↓

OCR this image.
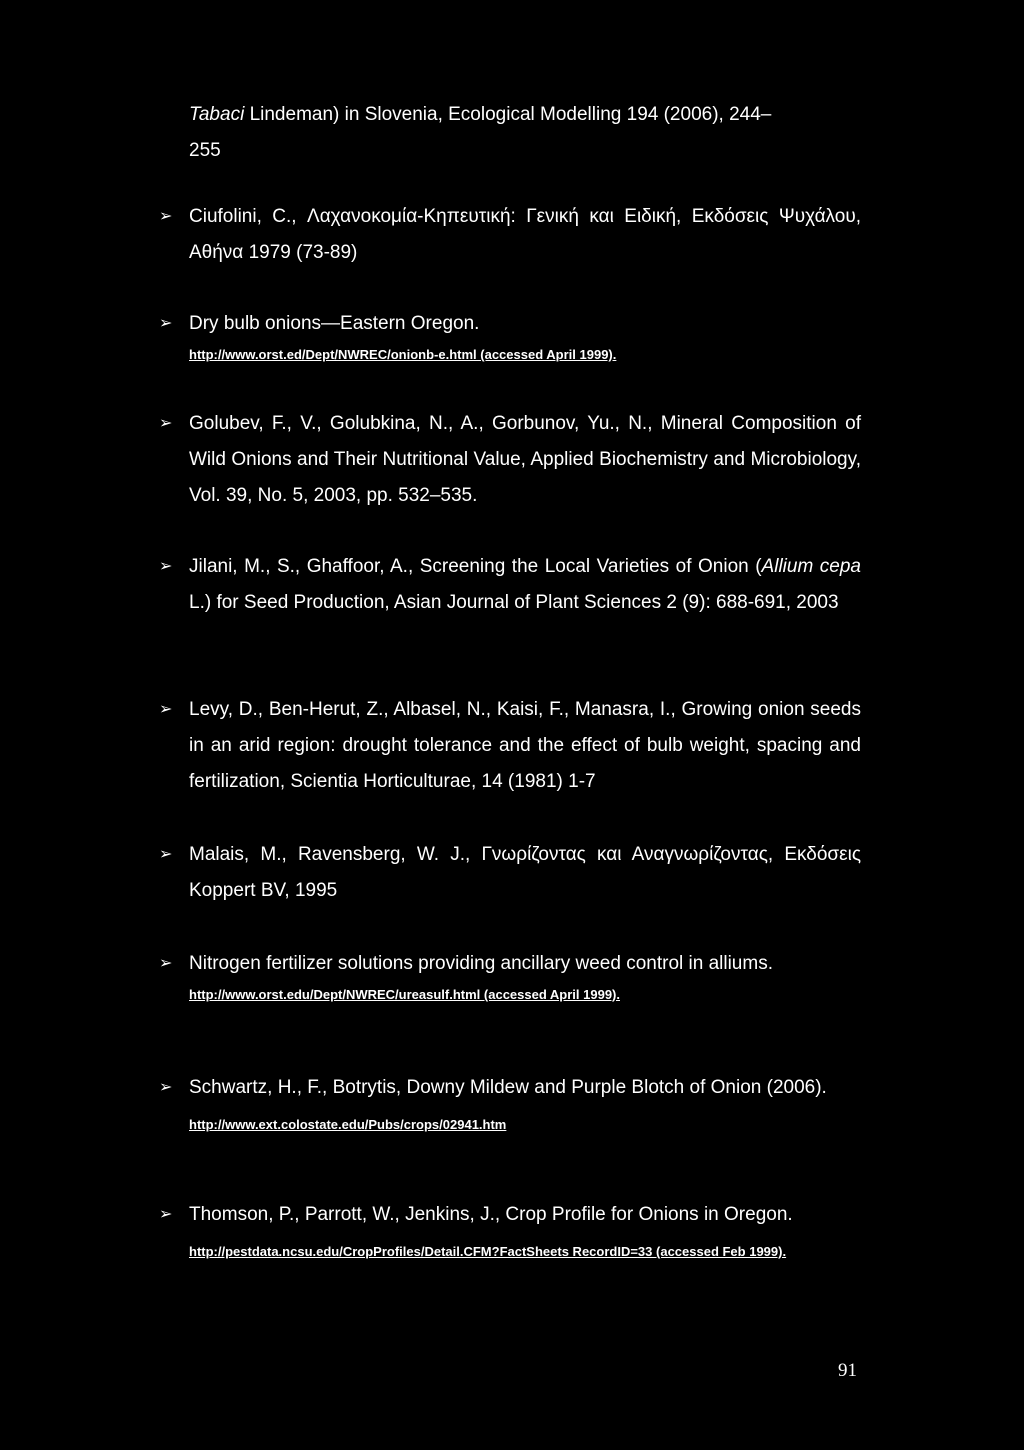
Tabaci Lindeman) in Slovenia, Ecological Modelling 194 (2006), 244–
255

➢ Ciufolini, C., Λαχανοκομία-Κηπευτική: Γενική και Ειδική, Εκδόσεις Ψυχάλου, Αθήνα 1979 (73-89)

➢ Dry bulb onions—Eastern Oregon.
http://www.orst.ed/Dept/NWREC/onionb-e.html (accessed April 1999).

➢ Golubev, F., V., Golubkina, N., A., Gorbunov, Yu., N., Mineral Composition of Wild Onions and Their Nutritional Value, Applied Biochemistry and Microbiology, Vol. 39, No. 5, 2003, pp. 532–535.

➢ Jilani, M., S., Ghaffoor, A., Screening the Local Varieties of Onion (Allium cepa L.) for Seed Production, Asian Journal of Plant Sciences 2 (9): 688-691, 2003

➢ Levy, D., Ben-Herut, Z., Albasel, N., Kaisi, F., Manasra, I., Growing onion seeds in an arid region: drought tolerance and the effect of bulb weight, spacing and fertilization, Scientia Horticulturae, 14 (1981) 1-7

➢ Malais, M., Ravensberg, W. J., Γνωρίζοντας και Αναγνωρίζοντας, Εκδόσεις Koppert BV, 1995

➢ Nitrogen fertilizer solutions providing ancillary weed control in alliums.
http://www.orst.edu/Dept/NWREC/ureasulf.html (accessed April 1999).

➢ Schwartz, H., F., Botrytis, Downy Mildew and Purple Blotch of Onion (2006). http://www.ext.colostate.edu/Pubs/crops/02941.htm

➢ Thomson, P., Parrott, W., Jenkins, J., Crop Profile for Onions in Oregon. http://pestdata.ncsu.edu/CropProfiles/Detail.CFM?FactSheets RecordID=33 (accessed Feb 1999).

91
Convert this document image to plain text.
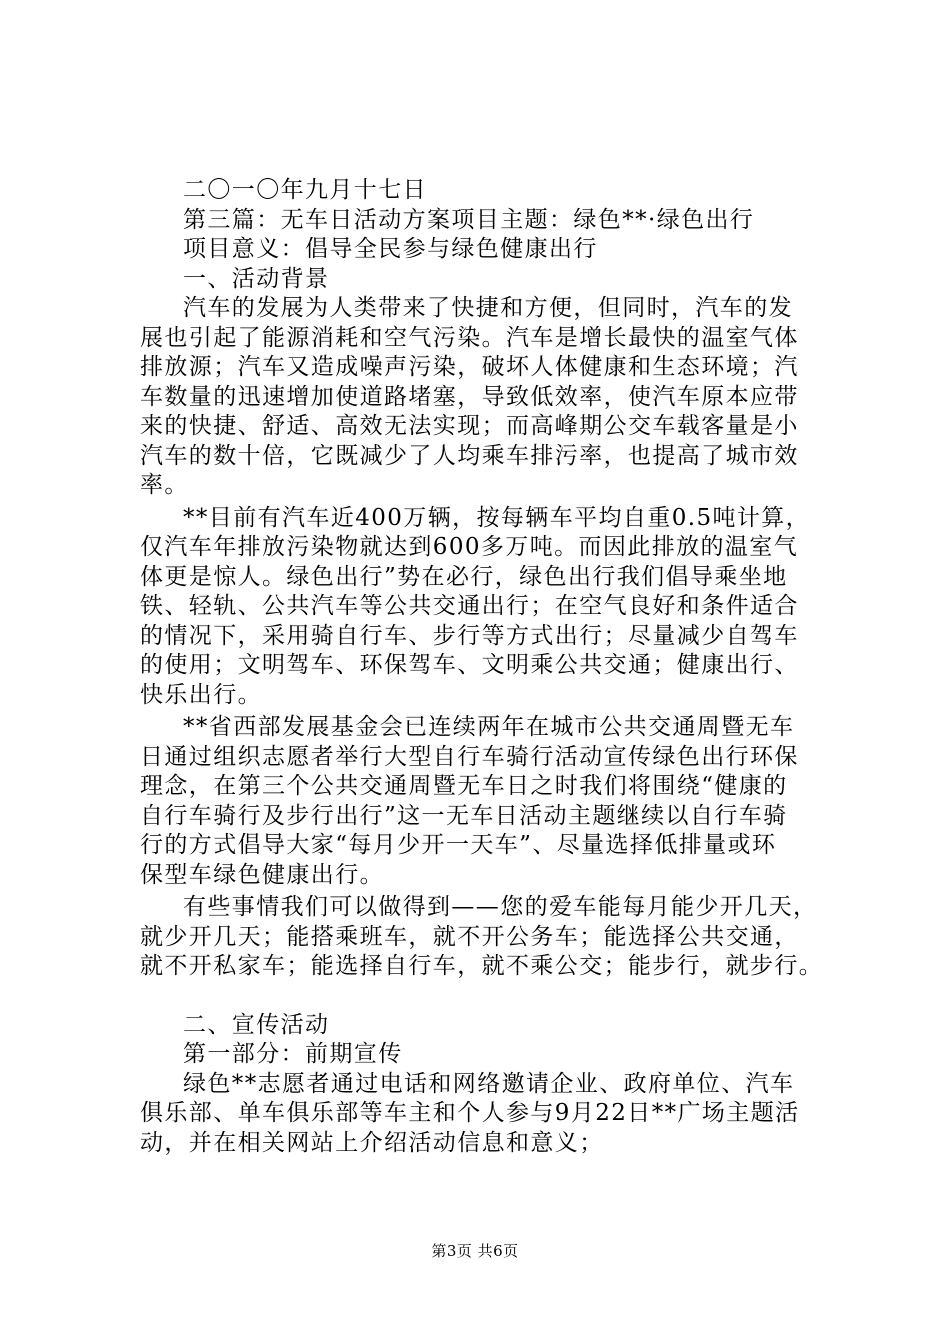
二〇一〇年九月十七日
第三篇：无车日活动方案项目主题：绿色**·绿色出行
项目意义：倡导全民参与绿色健康出行
一、活动背景
汽车的发展为人类带来了快捷和方便，但同时，汽车的发
展也引起了能源消耗和空气污染。汽车是增长最快的温室气体
排放源；汽车又造成噪声污染，破坏人体健康和生态环境；汽
车数量的迅速增加使道路堵塞，导致低效率，使汽车原本应带
来的快捷、舒适、高效无法实现；而高峰期公交车载客量是小
汽车的数十倍，它既减少了人均乘车排污率，也提高了城市效
率。
**目前有汽车近400万辆，按每辆车平均自重0.5吨计算，
仅汽车年排放污染物就达到600多万吨。而因此排放的温室气
体更是惊人。绿色出行”势在必行，绿色出行我们倡导乘坐地
铁、轻轨、公共汽车等公共交通出行；在空气良好和条件适合
的情况下，采用骑自行车、步行等方式出行；尽量减少自驾车
的使用；文明驾车、环保驾车、文明乘公共交通；健康出行、
快乐出行。
**省西部发展基金会已连续两年在城市公共交通周暨无车
日通过组织志愿者举行大型自行车骑行活动宣传绿色出行环保
理念，在第三个公共交通周暨无车日之时我们将围绕“健康的
自行车骑行及步行出行”这一无车日活动主题继续以自行车骑
行的方式倡导大家“每月少开一天车”、尽量选择低排量或环
保型车绿色健康出行。
有些事情我们可以做得到——您的爱车能每月能少开几天，
就少开几天；能搭乘班车，就不开公务车；能选择公共交通，
就不开私家车；能选择自行车，就不乘公交；能步行，就步行。
二、宣传活动
第一部分：前期宣传
绿色**志愿者通过电话和网络邀请企业、政府单位、汽车
俱乐部、单车俱乐部等车主和个人参与9月22日**广场主题活
动，并在相关网站上介绍活动信息和意义；
第3页 共6页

↑

* _REQUIRED WORK_:
Leave the pictures out. Extract exactly the lines running from the one with "Convert this document image to plain text." through the last entry, both ends included.

* _CORRECT RESULT_:
Convert this document image to plain text.
二〇一〇年九月十七日
第三篇：无车日活动方案项目主题：绿色**·绿色出行
项目意义：倡导全民参与绿色健康出行
一、活动背景
汽车的发展为人类带来了快捷和方便，但同时，汽车的发
展也引起了能源消耗和空气污染。汽车是增长最快的温室气体
排放源；汽车又造成噪声污染，破坏人体健康和生态环境；汽
车数量的迅速增加使道路堵塞，导致低效率，使汽车原本应带
来的快捷、舒适、高效无法实现；而高峰期公交车载客量是小
汽车的数十倍，它既减少了人均乘车排污率，也提高了城市效
率。
**目前有汽车近400万辆，按每辆车平均自重0.5吨计算，
仅汽车年排放污染物就达到600多万吨。而因此排放的温室气
体更是惊人。绿色出行”势在必行，绿色出行我们倡导乘坐地
铁、轻轨、公共汽车等公共交通出行；在空气良好和条件适合
的情况下，采用骑自行车、步行等方式出行；尽量减少自驾车
的使用；文明驾车、环保驾车、文明乘公共交通；健康出行、
快乐出行。
**省西部发展基金会已连续两年在城市公共交通周暨无车
日通过组织志愿者举行大型自行车骑行活动宣传绿色出行环保
理念，在第三个公共交通周暨无车日之时我们将围绕“健康的
自行车骑行及步行出行”这一无车日活动主题继续以自行车骑
行的方式倡导大家“每月少开一天车”、尽量选择低排量或环
保型车绿色健康出行。
有些事情我们可以做得到——您的爱车能每月能少开几天，
就少开几天；能搭乘班车，就不开公务车；能选择公共交通，
就不开私家车；能选择自行车，就不乘公交；能步行，就步行。
二、宣传活动
第一部分：前期宣传
绿色**志愿者通过电话和网络邀请企业、政府单位、汽车
俱乐部、单车俱乐部等车主和个人参与9月22日**广场主题活
动，并在相关网站上介绍活动信息和意义；
第3页 共6页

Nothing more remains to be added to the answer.